======== Items ========
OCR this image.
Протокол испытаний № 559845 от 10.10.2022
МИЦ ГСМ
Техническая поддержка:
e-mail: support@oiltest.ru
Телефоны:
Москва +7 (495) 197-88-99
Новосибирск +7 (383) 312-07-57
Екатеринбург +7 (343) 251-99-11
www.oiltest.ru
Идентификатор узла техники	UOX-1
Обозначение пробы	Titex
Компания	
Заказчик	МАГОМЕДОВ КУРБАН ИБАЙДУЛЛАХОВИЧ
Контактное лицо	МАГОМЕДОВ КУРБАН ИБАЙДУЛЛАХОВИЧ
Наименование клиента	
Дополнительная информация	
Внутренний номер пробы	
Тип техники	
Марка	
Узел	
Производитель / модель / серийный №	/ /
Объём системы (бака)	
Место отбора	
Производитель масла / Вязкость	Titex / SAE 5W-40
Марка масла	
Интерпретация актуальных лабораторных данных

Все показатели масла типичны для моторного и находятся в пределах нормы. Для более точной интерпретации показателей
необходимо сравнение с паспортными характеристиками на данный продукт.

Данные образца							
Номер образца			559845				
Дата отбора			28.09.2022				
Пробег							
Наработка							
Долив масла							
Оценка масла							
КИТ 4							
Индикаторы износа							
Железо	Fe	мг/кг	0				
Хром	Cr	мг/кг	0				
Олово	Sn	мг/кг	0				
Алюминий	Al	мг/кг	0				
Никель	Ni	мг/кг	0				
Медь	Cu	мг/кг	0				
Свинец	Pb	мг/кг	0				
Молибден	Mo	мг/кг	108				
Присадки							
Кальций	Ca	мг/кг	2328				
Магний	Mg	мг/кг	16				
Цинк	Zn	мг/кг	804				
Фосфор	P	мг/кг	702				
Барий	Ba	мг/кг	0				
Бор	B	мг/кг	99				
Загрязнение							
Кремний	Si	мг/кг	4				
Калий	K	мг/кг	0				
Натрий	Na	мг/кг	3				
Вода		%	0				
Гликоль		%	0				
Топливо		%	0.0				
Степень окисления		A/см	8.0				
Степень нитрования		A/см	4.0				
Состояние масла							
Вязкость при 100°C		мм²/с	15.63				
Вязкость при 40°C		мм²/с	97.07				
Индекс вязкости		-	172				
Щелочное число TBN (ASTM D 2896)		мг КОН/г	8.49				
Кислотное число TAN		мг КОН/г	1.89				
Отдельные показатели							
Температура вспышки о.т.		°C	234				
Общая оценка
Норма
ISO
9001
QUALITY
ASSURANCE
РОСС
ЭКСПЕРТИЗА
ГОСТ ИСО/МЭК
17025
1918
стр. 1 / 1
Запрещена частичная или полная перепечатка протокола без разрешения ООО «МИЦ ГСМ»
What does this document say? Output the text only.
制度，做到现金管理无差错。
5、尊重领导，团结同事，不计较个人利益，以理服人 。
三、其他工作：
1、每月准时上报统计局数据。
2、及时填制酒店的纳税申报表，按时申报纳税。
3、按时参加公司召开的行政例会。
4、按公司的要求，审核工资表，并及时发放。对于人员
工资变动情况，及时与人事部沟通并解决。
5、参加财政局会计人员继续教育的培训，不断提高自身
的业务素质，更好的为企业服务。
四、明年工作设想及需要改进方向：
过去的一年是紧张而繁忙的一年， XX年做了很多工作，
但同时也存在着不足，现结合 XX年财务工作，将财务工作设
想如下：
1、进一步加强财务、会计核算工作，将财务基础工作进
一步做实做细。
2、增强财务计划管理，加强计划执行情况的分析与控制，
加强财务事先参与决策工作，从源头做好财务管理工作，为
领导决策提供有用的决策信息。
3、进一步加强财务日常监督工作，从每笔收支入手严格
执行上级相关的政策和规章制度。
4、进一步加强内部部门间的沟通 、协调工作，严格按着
========
* **Problem to work on**: From the entries above, pull out each line that includes "пробы".

* **Response to this task**:
Обозначение пробы	Titex
Внутренний номер пробы	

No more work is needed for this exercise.